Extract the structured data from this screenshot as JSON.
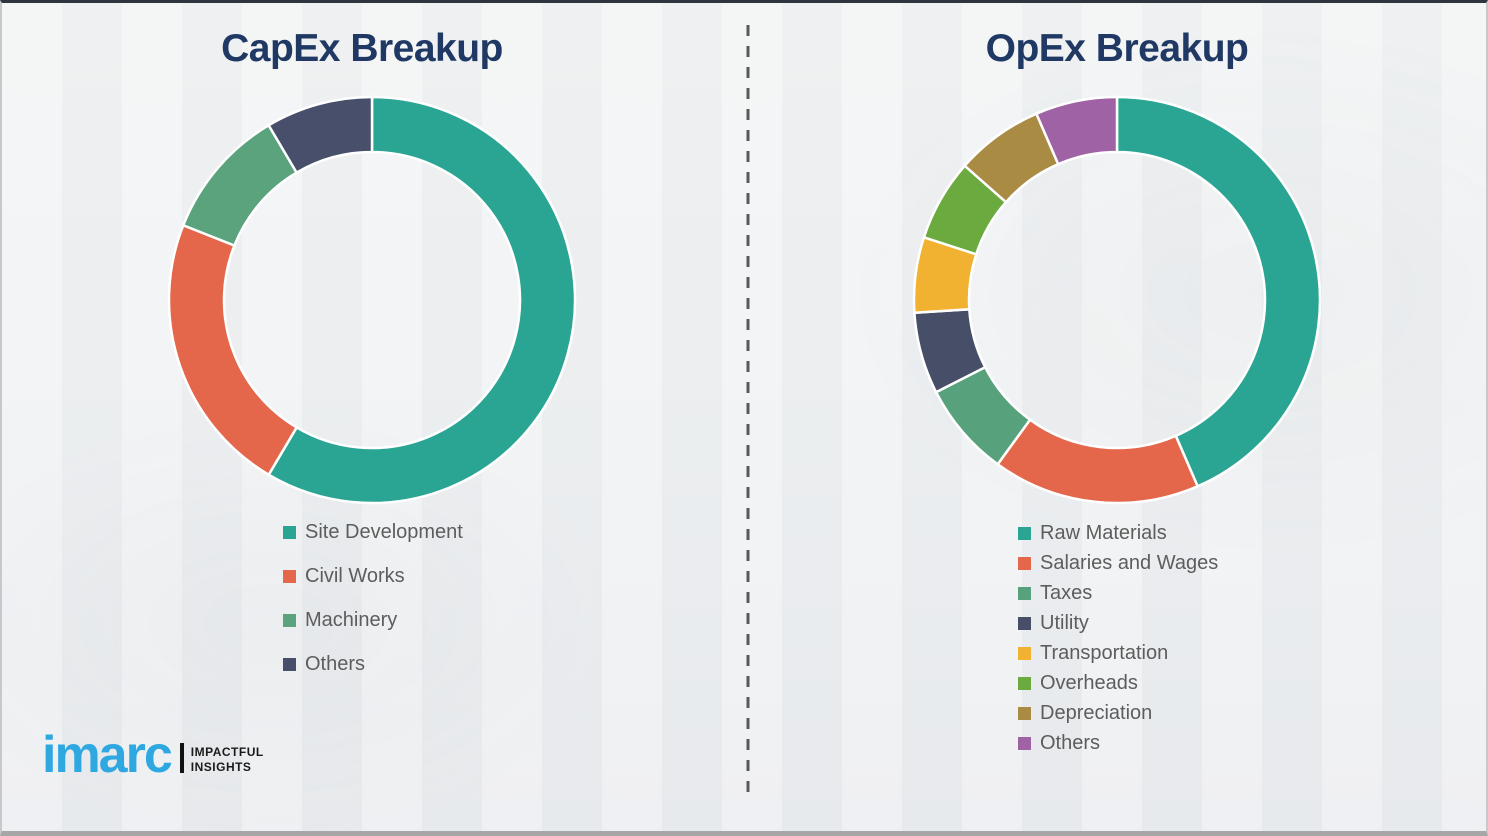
{
  "style": {
    "background_color": "#eef0f1",
    "title_color": "#1F3864",
    "legend_text_color": "#5d5d5d",
    "divider_color": "#595959",
    "slice_gap_color": "#ffffff"
  },
  "chart_data": [
    {
      "type": "pie",
      "subtype": "donut",
      "title": "CapEx Breakup",
      "categories": [
        "Site Development",
        "Civil Works",
        "Machinery",
        "Others"
      ],
      "values": [
        58.5,
        22.5,
        10.5,
        8.5
      ],
      "unit": "percent-estimated",
      "colors": [
        "#2BA593",
        "#E4674B",
        "#5AA37D",
        "#474F6B"
      ],
      "start_angle_deg": 0,
      "direction": "clockwise",
      "inner_radius_ratio": 0.73,
      "data_labels": false,
      "legend_position": "below-left"
    },
    {
      "type": "pie",
      "subtype": "donut",
      "title": "OpEx Breakup",
      "categories": [
        "Raw Materials",
        "Salaries and Wages",
        "Taxes",
        "Utility",
        "Transportation",
        "Overheads",
        "Depreciation",
        "Others"
      ],
      "values": [
        43.5,
        16.5,
        7.5,
        6.5,
        6.0,
        6.5,
        7.0,
        6.5
      ],
      "unit": "percent-estimated",
      "colors": [
        "#2BA593",
        "#E4674B",
        "#57A27C",
        "#474E68",
        "#F2B231",
        "#6BAA3E",
        "#A98B43",
        "#9F62A5"
      ],
      "start_angle_deg": 0,
      "direction": "clockwise",
      "inner_radius_ratio": 0.73,
      "data_labels": false,
      "legend_position": "below-left"
    }
  ],
  "logo": {
    "brand": "imarc",
    "brand_color": "#2FA8E1",
    "tagline_line1": "IMPACTFUL",
    "tagline_line2": "INSIGHTS"
  }
}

──────────

Copy every line above word for word and exclude the pictures.

Extract the structured data from this screenshot as JSON.
{
  "style": {
    "background_color": "#eef0f1",
    "title_color": "#1F3864",
    "legend_text_color": "#5d5d5d",
    "divider_color": "#595959",
    "slice_gap_color": "#ffffff"
  },
  "chart_data": [
    {
      "type": "pie",
      "subtype": "donut",
      "title": "CapEx Breakup",
      "categories": [
        "Site Development",
        "Civil Works",
        "Machinery",
        "Others"
      ],
      "values": [
        58.5,
        22.5,
        10.5,
        8.5
      ],
      "unit": "percent-estimated",
      "colors": [
        "#2BA593",
        "#E4674B",
        "#5AA37D",
        "#474F6B"
      ],
      "start_angle_deg": 0,
      "direction": "clockwise",
      "inner_radius_ratio": 0.73,
      "data_labels": false,
      "legend_position": "below-left"
    },
    {
      "type": "pie",
      "subtype": "donut",
      "title": "OpEx Breakup",
      "categories": [
        "Raw Materials",
        "Salaries and Wages",
        "Taxes",
        "Utility",
        "Transportation",
        "Overheads",
        "Depreciation",
        "Others"
      ],
      "values": [
        43.5,
        16.5,
        7.5,
        6.5,
        6.0,
        6.5,
        7.0,
        6.5
      ],
      "unit": "percent-estimated",
      "colors": [
        "#2BA593",
        "#E4674B",
        "#57A27C",
        "#474E68",
        "#F2B231",
        "#6BAA3E",
        "#A98B43",
        "#9F62A5"
      ],
      "start_angle_deg": 0,
      "direction": "clockwise",
      "inner_radius_ratio": 0.73,
      "data_labels": false,
      "legend_position": "below-left"
    }
  ],
  "logo": {
    "brand": "imarc",
    "brand_color": "#2FA8E1",
    "tagline_line1": "IMPACTFUL",
    "tagline_line2": "INSIGHTS"
  }
}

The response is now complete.